Perguntado sobre qual a melhor forma de governo Sólon responde: “Governo pra quem? E por quanto tempo?“. Não existe uma resposta simples e direta para essa questão portanto; as variáveis são muitas e o mesmo modelo pode funcionar bem uma nação e não em outra. Mas mesmo assim é possível dizer que a Austrália tem uma democracia muito mais saudável que a Brasileira e explico meus motivos. Foco apenas em caráter federal.

O primeiro ponto é a questão do voto distrital; tópico esse muito em discussão no Brasil no momento. A Austrália é dividida em electorates, – sub-regiões definidas com base na distribuição populacional – e que elegem um único representante para o parlamento (House of Representatives – Os senadores são eleitos por Estado). Esse membro eleito será o representante de quem vive naquele electorate. A comunicação com ele se dá de maneira muito próxima e as pessoas buscam isso. Não são raras as pessoas que mandam cartas ou e-mails para seus representantes e recebem respostas. É claro que em um país com apenas 22 milhões de habitantes essa alternativa é bem menos complexa de ser adotada aqui do que no Brasil.
----
TAREFAS:
a: Segundo o texto sobre a democracia australiana, quantos representantes cada electorate elege para a House of Representatives?
b: Transcreva o texto sobre a democracia australiana desde "O primeiro ponto" até "que no Brasil.".
c: Prossiga com o texto sobre a democracia australiana a partir da última frase apresentada.
----
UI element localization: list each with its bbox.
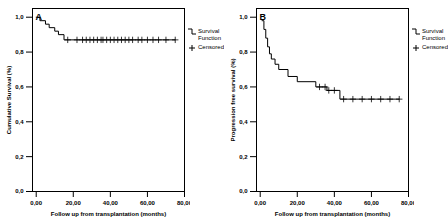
svg-text:0,6: 0,6 [239, 84, 248, 90]
svg-text:40,00: 40,00 [327, 200, 343, 206]
svg-text:0,2: 0,2 [15, 154, 24, 160]
svg-text:0,0: 0,0 [239, 188, 248, 194]
svg-text:0,0: 0,0 [15, 188, 24, 194]
svg-text:0,6: 0,6 [15, 84, 24, 90]
svg-text:0,4: 0,4 [239, 119, 248, 125]
svg-text:Follow up from transplantation: Follow up from transplantation (months) [275, 211, 390, 217]
svg-text:0,2: 0,2 [239, 154, 248, 160]
svg-text:80,00: 80,00 [177, 200, 190, 206]
svg-text:1,0: 1,0 [15, 14, 24, 20]
svg-text:A: A [36, 12, 43, 22]
svg-text:80,00: 80,00 [401, 200, 414, 206]
svg-text:20,00: 20,00 [66, 200, 82, 206]
svg-text:Follow up from transplantation: Follow up from transplantation (months) [51, 211, 166, 217]
html-text:Survival Function: Survival Function [198, 28, 221, 41]
svg-text:0,00: 0,00 [30, 200, 42, 206]
svg-text:60,00: 60,00 [140, 200, 156, 206]
svg-text:Cumulative Survival (%): Cumulative Survival (%) [6, 66, 12, 134]
svg-text:0,8: 0,8 [239, 49, 248, 55]
html-text:Censored: Censored [198, 44, 224, 50]
svg-text:1,0: 1,0 [239, 14, 248, 20]
svg-text:B: B [260, 12, 267, 22]
svg-text:40,00: 40,00 [103, 200, 119, 206]
html-text:Censored: Censored [422, 44, 448, 50]
svg-text:0,00: 0,00 [254, 200, 266, 206]
svg-text:0,4: 0,4 [15, 119, 24, 125]
svg-text:60,00: 60,00 [364, 200, 380, 206]
html-text:Survival Function: Survival Function [422, 28, 445, 41]
svg-text:0,8: 0,8 [15, 49, 24, 55]
svg-text:20,00: 20,00 [290, 200, 306, 206]
svg-text:Progression free survival (%): Progression free survival (%) [230, 58, 236, 141]
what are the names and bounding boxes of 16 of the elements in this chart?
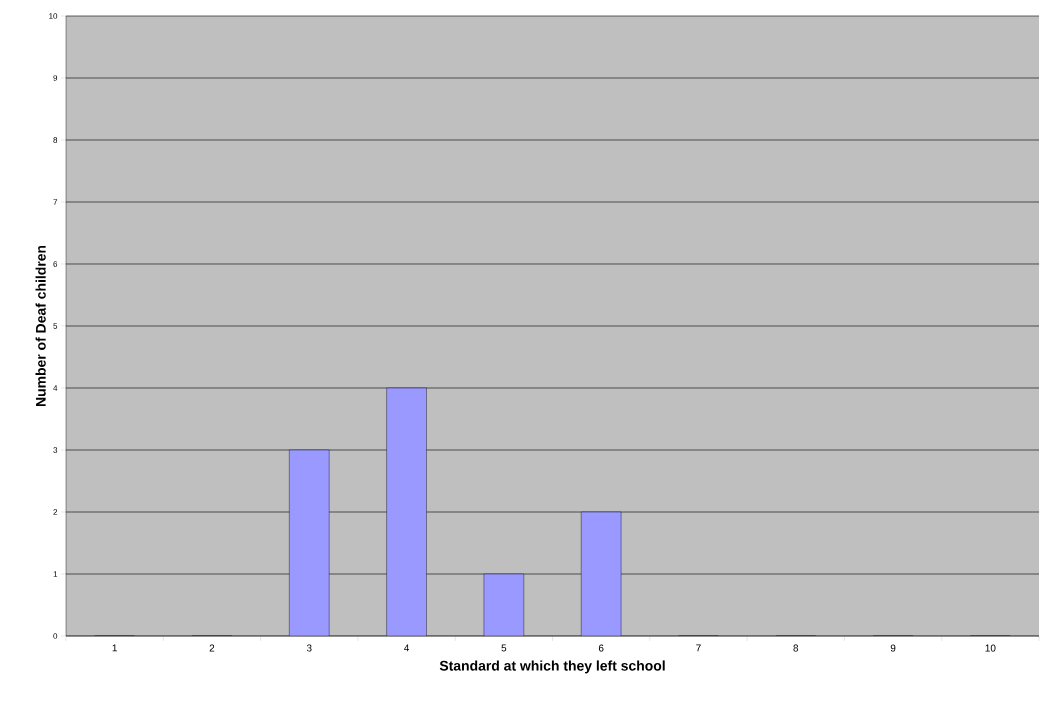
- x-tick-label: 5: [501, 644, 507, 652]
- bar: [386, 387, 427, 636]
- x-tick-label: 1: [112, 644, 117, 652]
- bar: [483, 573, 524, 636]
- x-tick-label: 4: [404, 644, 410, 652]
- y-axis-title: Number of Deaf children: [35, 245, 46, 407]
- x-axis-title: Standard at which they left school: [439, 660, 665, 674]
- x-tick-label: 2: [209, 644, 215, 652]
- x-tick-label: 8: [793, 644, 799, 652]
- x-tick-label: 9: [890, 644, 896, 652]
- bar: [289, 449, 330, 636]
- x-tick-label: 6: [598, 644, 604, 652]
- bar: [581, 511, 622, 636]
- x-tick-label: 7: [696, 644, 701, 652]
- x-tick-label: 3: [306, 644, 312, 652]
- x-tick-label: 10: [985, 644, 996, 652]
----
RESULTADOS DAS TAREFAS:
a: Cada electorate elege um único representante.

b:
O primeiro ponto é a questão do voto distrital; tópico esse muito em discussão no Brasil no momento. A Austrália é dividida em electorates, – sub-regiões definidas com base na distribuição populacional – e que elegem um único representante para o parlamento (House of Representatives – Os senadores são eleitos por Estado). Esse membro eleito será o representante de quem vive naquele electorate. A comunicação com ele se dá de maneira muito próxima e as pessoas buscam isso. Não são raras as pessoas que mandam cartas ou e-mails para seus representantes e recebem respostas. É claro que em um país com apenas 22 milhões de habitantes essa alternativa é bem menos complexa de ser adotada aqui do que no Brasil.

c:
O segundo – e mais importante ponto – é com relação à alternância de poder e o verdadeiro papel da oposição. Esse tópico é mais longo.

A alternância de poder por si só não significa muito. Ela só é realmente benéfica se for alternada entre partidos que tenham idéias antagônicas, ou que pelo menos apresentem propostas efetivamente opostas em questões críticas de governo. É o que ocorre nos Estados Unidos entre Democratas e Republicanos e é o que ocorre aqui (em um grau de antagonismo menor) entre Liberal (centro) e Labor (centro-esquerda). No Brasil isso não acontece. Não só o partido no poder está em seu quarto mandato consecutivo, como o partido de ‘oposição’ tem uma ideologia similar nas questões que realmente importam. A opção que se faz no Brasil é sobre a intensidade que uma mesma ideologia política será aplicada nos próximos quatro anos. Qualquer opção antagônica que se apresente no Brasil é hoje apenas caricata e, com razão, não é normalmente levada a sério.

O presidente Lula celebra o fato de só termos partidos de esquerda disputando o poder no Brasil. Ele está errado.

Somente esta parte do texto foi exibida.